SUPPLIED ENTRIES
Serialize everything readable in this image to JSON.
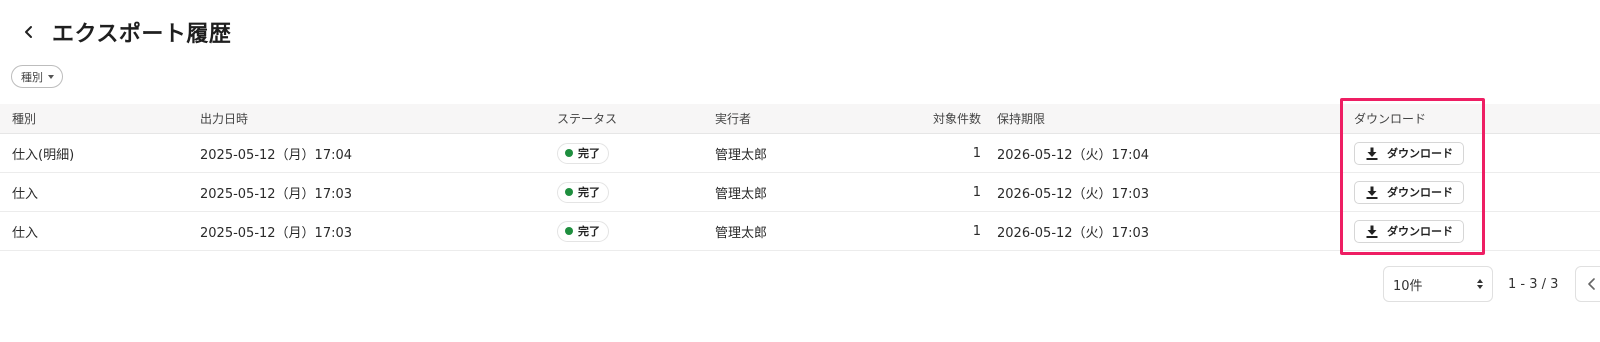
{
  "header": {
    "title": "エクスポート履歴",
    "back_icon": "chevron-left-icon"
  },
  "filter": {
    "label": "種別"
  },
  "table": {
    "columns": {
      "type": "種別",
      "date": "出力日時",
      "status": "ステータス",
      "user": "実行者",
      "count": "対象件数",
      "expire": "保持期限",
      "download": "ダウンロード"
    },
    "rows": [
      {
        "type": "仕入(明細)",
        "date": "2025-05-12（月）17:04",
        "status": "完了",
        "user": "管理太郎",
        "count": "1",
        "expire": "2026-05-12（火）17:04",
        "download": "ダウンロード"
      },
      {
        "type": "仕入",
        "date": "2025-05-12（月）17:03",
        "status": "完了",
        "user": "管理太郎",
        "count": "1",
        "expire": "2026-05-12（火）17:03",
        "download": "ダウンロード"
      },
      {
        "type": "仕入",
        "date": "2025-05-12（月）17:03",
        "status": "完了",
        "user": "管理太郎",
        "count": "1",
        "expire": "2026-05-12（火）17:03",
        "download": "ダウンロード"
      }
    ]
  },
  "pagination": {
    "per_page": "10件",
    "range": "1 - 3 / 3"
  },
  "colors": {
    "status_complete": "#1e8e3e",
    "highlight": "#ee1e63"
  }
}
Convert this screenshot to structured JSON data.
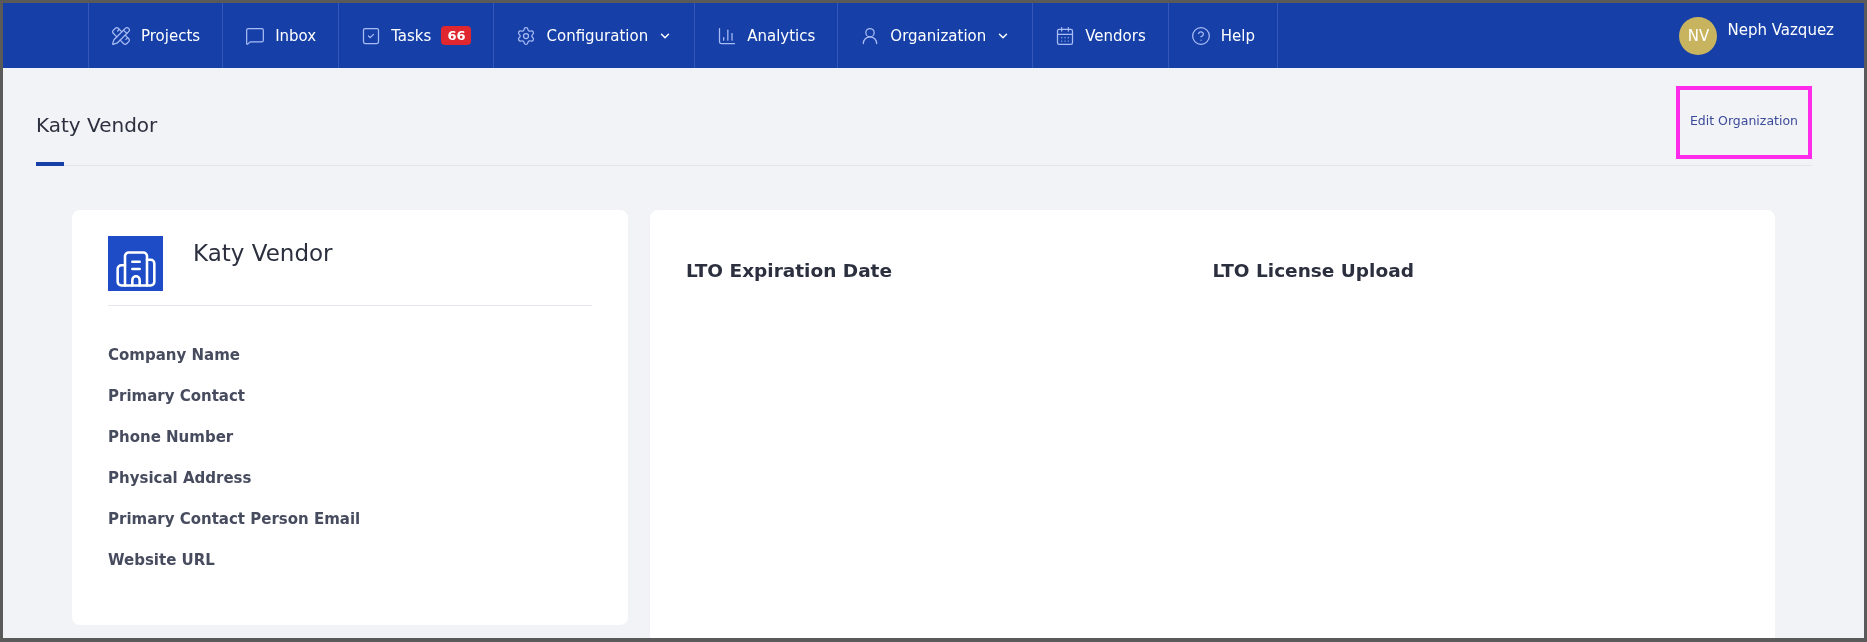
{
  "nav_items": [
    {
      "label": "Projects",
      "dropdown": false
    },
    {
      "label": "Inbox",
      "dropdown": false
    },
    {
      "label": "Tasks",
      "badge": "66",
      "dropdown": false
    },
    {
      "label": "Configuration",
      "dropdown": true
    },
    {
      "label": "Analytics",
      "dropdown": false
    },
    {
      "label": "Organization",
      "dropdown": true
    },
    {
      "label": "Vendors",
      "dropdown": false
    },
    {
      "label": "Help",
      "dropdown": false
    }
  ],
  "user": {
    "initials": "NV",
    "name": "Neph Vazquez"
  },
  "page": {
    "title": "Katy Vendor",
    "action": {
      "label": "Edit Organization",
      "highlighted": true
    }
  },
  "profile_card": {
    "name": "Katy Vendor",
    "fields": [
      "Company Name",
      "Primary Contact",
      "Phone Number",
      "Physical Address",
      "Primary Contact Person Email",
      "Website URL"
    ]
  },
  "details_card": {
    "headings": [
      "LTO Expiration Date",
      "LTO License Upload"
    ]
  }
}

OBJECTIVE
Without including the pictures, reproduce all entries exactly.

REPLY
Serialize everything readable in this image to JSON.
{
  "header": {
    "title": "エクスポート履歴",
    "back_icon": "chevron-left-icon"
  },
  "filter": {
    "label": "種別"
  },
  "table": {
    "columns": {
      "type": "種別",
      "date": "出力日時",
      "status": "ステータス",
      "user": "実行者",
      "count": "対象件数",
      "expire": "保持期限",
      "download": "ダウンロード"
    },
    "rows": [
      {
        "type": "仕入(明細)",
        "date": "2025-05-12（月）17:04",
        "status": "完了",
        "user": "管理太郎",
        "count": "1",
        "expire": "2026-05-12（火）17:04",
        "download": "ダウンロード"
      },
      {
        "type": "仕入",
        "date": "2025-05-12（月）17:03",
        "status": "完了",
        "user": "管理太郎",
        "count": "1",
        "expire": "2026-05-12（火）17:03",
        "download": "ダウンロード"
      },
      {
        "type": "仕入",
        "date": "2025-05-12（月）17:03",
        "status": "完了",
        "user": "管理太郎",
        "count": "1",
        "expire": "2026-05-12（火）17:03",
        "download": "ダウンロード"
      }
    ]
  },
  "pagination": {
    "per_page": "10件",
    "range": "1 - 3 / 3"
  },
  "colors": {
    "status_complete": "#1e8e3e",
    "highlight": "#ee1e63"
  }
}
Convert this screenshot to structured JSON data.
{
  "nav_items": [
    {
      "label": "Projects",
      "dropdown": false
    },
    {
      "label": "Inbox",
      "dropdown": false
    },
    {
      "label": "Tasks",
      "badge": "66",
      "dropdown": false
    },
    {
      "label": "Configuration",
      "dropdown": true
    },
    {
      "label": "Analytics",
      "dropdown": false
    },
    {
      "label": "Organization",
      "dropdown": true
    },
    {
      "label": "Vendors",
      "dropdown": false
    },
    {
      "label": "Help",
      "dropdown": false
    }
  ],
  "user": {
    "initials": "NV",
    "name": "Neph Vazquez"
  },
  "page": {
    "title": "Katy Vendor",
    "action": {
      "label": "Edit Organization",
      "highlighted": true
    }
  },
  "profile_card": {
    "name": "Katy Vendor",
    "fields": [
      "Company Name",
      "Primary Contact",
      "Phone Number",
      "Physical Address",
      "Primary Contact Person Email",
      "Website URL"
    ]
  },
  "details_card": {
    "headings": [
      "LTO Expiration Date",
      "LTO License Upload"
    ]
  }
}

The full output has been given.